* What is expected
Of all the lines in this data, how many include "object"? Respond with the number only.

* Extracted material
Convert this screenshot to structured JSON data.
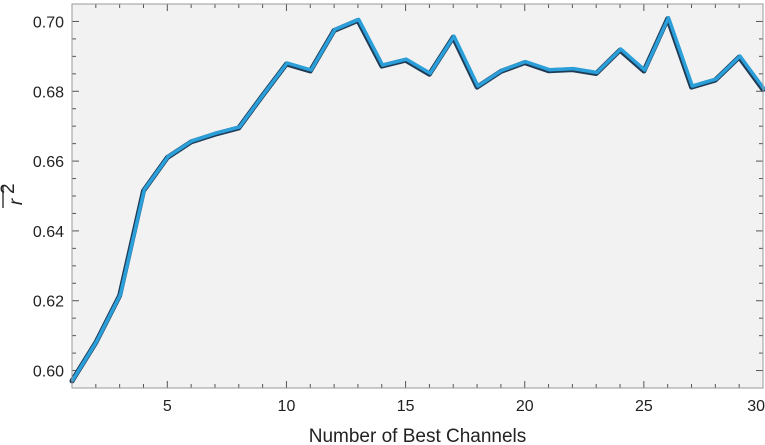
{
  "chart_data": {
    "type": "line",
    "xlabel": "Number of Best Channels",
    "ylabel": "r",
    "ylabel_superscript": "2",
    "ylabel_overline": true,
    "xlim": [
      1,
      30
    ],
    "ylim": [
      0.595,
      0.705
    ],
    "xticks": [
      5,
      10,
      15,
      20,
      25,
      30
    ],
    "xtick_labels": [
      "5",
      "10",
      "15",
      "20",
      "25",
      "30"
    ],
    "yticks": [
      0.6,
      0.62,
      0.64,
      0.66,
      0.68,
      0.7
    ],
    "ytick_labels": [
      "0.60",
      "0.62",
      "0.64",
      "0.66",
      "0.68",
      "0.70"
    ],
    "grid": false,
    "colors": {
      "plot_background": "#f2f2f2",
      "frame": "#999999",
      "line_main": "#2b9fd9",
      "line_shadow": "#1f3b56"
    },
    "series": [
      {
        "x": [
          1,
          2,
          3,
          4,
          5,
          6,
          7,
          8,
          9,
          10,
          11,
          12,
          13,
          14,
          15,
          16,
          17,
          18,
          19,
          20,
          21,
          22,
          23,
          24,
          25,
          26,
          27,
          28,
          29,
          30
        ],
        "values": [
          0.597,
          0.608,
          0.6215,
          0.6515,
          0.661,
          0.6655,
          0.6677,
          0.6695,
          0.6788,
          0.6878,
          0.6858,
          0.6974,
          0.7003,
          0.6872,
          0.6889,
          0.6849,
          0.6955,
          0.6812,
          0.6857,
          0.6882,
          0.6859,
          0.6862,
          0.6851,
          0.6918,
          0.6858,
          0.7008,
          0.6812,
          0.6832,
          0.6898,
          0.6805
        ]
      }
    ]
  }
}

--

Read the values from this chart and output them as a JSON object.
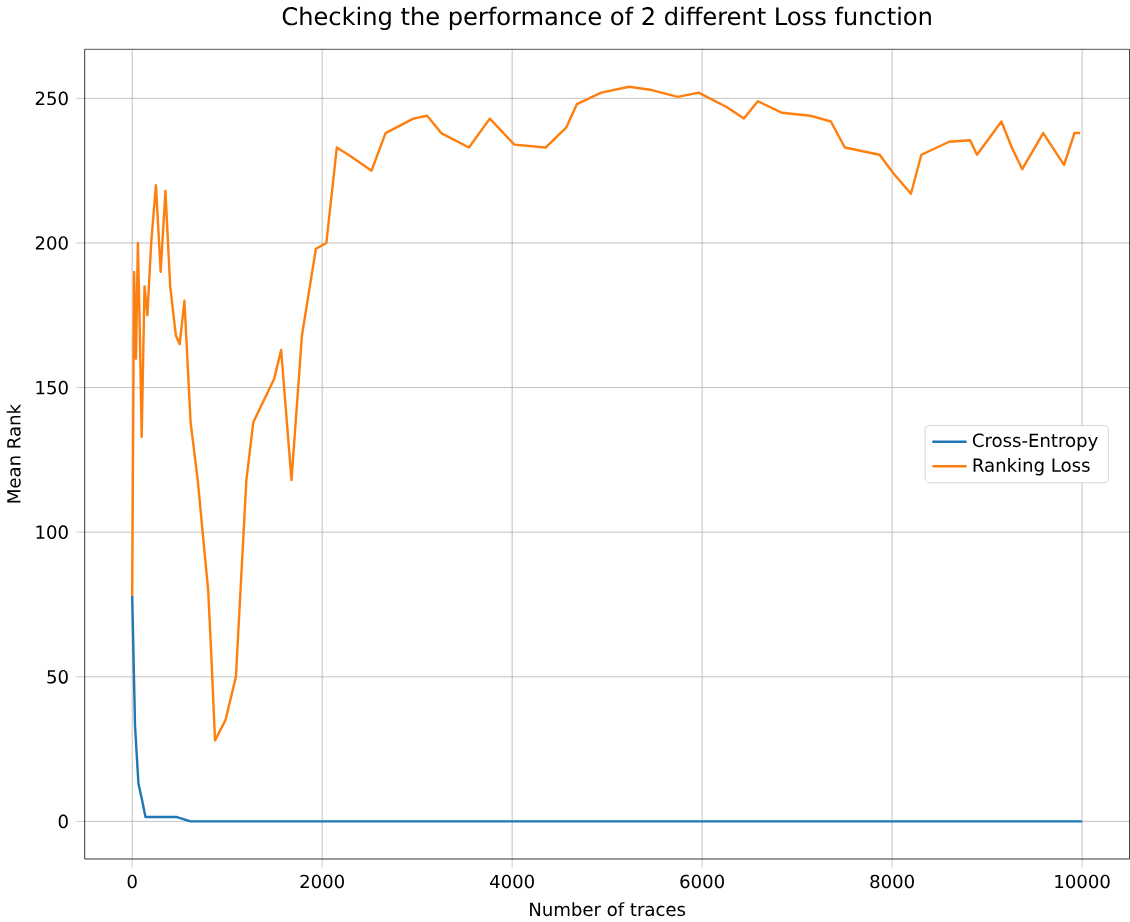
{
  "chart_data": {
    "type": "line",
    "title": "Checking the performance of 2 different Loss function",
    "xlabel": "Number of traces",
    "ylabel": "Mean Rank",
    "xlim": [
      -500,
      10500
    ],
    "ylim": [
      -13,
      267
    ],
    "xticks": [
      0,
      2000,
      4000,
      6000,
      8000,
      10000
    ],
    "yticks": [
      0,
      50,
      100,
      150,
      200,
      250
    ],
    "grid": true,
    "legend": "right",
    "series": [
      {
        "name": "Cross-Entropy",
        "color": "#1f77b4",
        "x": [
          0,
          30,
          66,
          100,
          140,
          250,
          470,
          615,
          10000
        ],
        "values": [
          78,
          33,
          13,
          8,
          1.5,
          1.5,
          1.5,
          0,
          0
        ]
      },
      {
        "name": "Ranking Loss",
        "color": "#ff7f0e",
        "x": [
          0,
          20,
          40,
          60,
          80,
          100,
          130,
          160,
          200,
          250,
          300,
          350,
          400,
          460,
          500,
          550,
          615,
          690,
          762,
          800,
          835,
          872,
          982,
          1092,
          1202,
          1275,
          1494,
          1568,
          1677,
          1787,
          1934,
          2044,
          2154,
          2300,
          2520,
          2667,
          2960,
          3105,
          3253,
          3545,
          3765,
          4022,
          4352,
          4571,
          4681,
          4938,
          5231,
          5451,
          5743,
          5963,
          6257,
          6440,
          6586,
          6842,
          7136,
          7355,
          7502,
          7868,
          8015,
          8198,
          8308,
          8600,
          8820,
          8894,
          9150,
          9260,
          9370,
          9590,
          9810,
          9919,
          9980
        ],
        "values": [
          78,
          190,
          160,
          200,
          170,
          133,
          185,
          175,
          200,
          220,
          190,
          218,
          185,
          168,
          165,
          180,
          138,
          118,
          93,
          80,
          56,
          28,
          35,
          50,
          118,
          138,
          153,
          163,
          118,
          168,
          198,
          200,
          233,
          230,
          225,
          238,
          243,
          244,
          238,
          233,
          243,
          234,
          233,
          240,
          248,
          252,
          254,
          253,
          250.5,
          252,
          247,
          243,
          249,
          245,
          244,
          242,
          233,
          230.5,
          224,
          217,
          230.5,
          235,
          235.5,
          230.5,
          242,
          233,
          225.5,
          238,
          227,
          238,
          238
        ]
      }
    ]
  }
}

--

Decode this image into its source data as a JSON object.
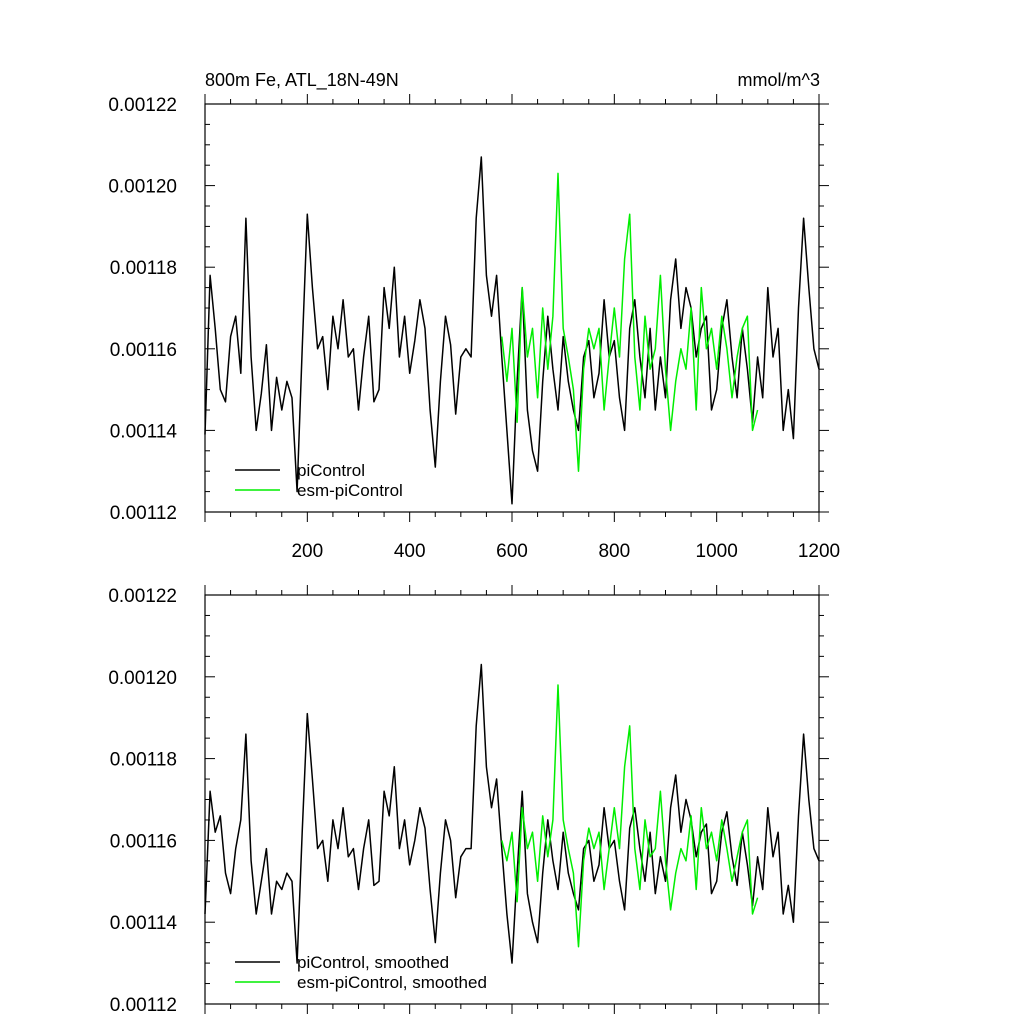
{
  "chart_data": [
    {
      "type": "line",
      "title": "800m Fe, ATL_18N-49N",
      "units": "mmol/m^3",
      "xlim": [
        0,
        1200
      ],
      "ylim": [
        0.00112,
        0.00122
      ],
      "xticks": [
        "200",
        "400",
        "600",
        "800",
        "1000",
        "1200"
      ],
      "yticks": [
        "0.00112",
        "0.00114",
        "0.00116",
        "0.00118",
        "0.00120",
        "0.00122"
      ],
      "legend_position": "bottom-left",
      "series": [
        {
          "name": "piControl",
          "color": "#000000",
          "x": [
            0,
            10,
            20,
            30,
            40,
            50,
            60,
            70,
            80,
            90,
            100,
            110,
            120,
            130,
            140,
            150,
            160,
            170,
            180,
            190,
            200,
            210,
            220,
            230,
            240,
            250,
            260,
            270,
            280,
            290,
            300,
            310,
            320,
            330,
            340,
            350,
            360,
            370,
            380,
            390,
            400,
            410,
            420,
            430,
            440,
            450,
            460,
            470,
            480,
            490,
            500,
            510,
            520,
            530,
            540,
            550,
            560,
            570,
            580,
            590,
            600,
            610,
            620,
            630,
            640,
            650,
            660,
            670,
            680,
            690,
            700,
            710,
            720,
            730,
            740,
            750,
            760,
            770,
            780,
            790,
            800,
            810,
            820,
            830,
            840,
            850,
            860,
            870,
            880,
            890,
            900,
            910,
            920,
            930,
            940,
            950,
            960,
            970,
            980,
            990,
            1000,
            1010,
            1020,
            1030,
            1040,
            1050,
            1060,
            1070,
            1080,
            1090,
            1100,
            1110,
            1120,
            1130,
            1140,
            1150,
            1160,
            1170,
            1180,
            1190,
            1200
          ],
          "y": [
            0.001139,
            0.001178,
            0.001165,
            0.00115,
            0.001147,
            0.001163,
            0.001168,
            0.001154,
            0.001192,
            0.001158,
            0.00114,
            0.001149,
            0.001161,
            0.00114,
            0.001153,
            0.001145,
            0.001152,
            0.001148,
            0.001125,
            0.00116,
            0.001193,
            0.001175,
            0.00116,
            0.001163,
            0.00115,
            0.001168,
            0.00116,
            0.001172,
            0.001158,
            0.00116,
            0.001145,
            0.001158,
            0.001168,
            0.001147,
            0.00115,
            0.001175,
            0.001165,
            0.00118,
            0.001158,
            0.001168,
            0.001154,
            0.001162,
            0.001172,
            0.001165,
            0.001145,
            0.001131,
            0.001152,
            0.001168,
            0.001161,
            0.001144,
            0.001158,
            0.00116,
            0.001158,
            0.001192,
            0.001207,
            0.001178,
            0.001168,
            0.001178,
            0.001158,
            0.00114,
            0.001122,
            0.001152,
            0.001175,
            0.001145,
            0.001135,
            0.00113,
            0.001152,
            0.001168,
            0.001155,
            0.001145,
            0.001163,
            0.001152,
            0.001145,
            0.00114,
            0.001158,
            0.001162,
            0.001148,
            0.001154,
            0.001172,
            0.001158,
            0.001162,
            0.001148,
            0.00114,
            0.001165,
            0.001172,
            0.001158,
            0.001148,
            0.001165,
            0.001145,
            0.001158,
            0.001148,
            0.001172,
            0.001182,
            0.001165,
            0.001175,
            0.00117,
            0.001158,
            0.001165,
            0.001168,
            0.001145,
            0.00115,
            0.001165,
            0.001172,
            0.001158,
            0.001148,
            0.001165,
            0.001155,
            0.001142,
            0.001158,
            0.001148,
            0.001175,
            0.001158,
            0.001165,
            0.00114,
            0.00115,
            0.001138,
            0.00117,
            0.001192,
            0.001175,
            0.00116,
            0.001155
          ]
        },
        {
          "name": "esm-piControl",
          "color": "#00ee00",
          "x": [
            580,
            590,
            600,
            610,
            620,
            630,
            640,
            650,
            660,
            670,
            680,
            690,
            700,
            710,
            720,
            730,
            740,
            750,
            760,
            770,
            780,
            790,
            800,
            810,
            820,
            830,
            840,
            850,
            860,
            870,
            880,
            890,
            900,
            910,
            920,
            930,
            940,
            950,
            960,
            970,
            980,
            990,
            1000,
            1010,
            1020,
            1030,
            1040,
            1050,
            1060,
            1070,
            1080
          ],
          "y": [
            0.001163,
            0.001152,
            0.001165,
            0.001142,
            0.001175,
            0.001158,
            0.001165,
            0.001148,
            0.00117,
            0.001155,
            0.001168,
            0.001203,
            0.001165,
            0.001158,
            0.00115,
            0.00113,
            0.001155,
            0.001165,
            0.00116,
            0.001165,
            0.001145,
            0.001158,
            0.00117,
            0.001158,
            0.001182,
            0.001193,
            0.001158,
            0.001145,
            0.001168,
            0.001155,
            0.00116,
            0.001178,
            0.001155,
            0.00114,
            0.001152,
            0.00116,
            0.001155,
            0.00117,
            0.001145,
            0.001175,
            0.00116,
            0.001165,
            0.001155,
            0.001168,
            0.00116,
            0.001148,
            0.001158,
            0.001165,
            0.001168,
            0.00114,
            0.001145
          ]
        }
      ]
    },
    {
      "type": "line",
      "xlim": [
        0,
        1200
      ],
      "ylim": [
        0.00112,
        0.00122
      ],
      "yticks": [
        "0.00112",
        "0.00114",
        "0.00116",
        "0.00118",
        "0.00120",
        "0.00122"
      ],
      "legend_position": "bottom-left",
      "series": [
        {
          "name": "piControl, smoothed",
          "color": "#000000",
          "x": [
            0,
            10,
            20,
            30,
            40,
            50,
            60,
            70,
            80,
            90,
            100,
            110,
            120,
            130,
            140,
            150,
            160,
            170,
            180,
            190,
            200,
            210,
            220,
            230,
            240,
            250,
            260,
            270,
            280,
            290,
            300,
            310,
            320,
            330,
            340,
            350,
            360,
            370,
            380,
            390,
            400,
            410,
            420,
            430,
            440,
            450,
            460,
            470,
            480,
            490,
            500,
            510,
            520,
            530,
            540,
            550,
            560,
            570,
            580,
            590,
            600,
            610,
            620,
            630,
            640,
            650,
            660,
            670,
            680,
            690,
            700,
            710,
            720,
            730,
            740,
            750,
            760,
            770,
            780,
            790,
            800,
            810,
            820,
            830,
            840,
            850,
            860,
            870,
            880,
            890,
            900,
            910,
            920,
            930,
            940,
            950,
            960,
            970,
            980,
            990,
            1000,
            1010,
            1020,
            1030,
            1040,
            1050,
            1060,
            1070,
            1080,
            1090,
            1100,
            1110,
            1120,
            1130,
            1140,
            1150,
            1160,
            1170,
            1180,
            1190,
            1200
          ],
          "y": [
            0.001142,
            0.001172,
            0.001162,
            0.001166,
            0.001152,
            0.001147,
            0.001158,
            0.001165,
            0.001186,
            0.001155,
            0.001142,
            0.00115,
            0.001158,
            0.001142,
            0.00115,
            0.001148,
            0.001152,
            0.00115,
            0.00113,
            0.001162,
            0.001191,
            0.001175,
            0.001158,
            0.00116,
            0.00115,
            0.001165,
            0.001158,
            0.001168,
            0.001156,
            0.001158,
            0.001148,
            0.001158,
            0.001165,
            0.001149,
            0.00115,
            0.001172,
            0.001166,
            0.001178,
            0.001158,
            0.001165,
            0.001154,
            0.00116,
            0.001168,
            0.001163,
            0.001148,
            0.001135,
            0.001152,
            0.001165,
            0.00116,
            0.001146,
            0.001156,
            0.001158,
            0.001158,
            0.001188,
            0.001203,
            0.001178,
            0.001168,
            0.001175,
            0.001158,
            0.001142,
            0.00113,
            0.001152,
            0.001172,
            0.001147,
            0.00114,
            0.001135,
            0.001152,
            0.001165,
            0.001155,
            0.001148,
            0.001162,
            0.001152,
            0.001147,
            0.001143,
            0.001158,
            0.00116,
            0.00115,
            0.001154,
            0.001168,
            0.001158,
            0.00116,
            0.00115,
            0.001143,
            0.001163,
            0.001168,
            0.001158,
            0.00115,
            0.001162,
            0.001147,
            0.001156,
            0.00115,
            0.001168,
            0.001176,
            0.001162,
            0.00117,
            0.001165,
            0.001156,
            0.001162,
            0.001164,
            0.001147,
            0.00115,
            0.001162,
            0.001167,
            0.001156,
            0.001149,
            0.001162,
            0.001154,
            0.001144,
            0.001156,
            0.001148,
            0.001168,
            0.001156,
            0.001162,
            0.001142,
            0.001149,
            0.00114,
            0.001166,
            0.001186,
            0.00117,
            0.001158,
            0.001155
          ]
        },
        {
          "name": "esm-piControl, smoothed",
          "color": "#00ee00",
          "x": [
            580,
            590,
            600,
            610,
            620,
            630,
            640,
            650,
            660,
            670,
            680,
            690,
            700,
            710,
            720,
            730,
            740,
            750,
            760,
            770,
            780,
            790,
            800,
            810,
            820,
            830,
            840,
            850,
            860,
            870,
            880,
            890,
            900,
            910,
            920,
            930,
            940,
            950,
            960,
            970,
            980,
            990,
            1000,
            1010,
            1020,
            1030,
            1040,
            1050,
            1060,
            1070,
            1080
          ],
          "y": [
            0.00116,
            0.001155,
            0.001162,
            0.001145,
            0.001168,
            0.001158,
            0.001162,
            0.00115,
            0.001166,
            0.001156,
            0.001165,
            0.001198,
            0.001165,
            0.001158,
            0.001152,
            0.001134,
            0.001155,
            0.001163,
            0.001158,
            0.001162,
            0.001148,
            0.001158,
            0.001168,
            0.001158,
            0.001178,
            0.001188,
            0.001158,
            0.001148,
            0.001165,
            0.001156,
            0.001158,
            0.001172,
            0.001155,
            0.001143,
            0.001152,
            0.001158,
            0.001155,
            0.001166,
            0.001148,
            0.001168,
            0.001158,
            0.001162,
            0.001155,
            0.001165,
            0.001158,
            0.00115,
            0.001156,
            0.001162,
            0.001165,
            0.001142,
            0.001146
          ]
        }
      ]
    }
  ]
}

* Task output
2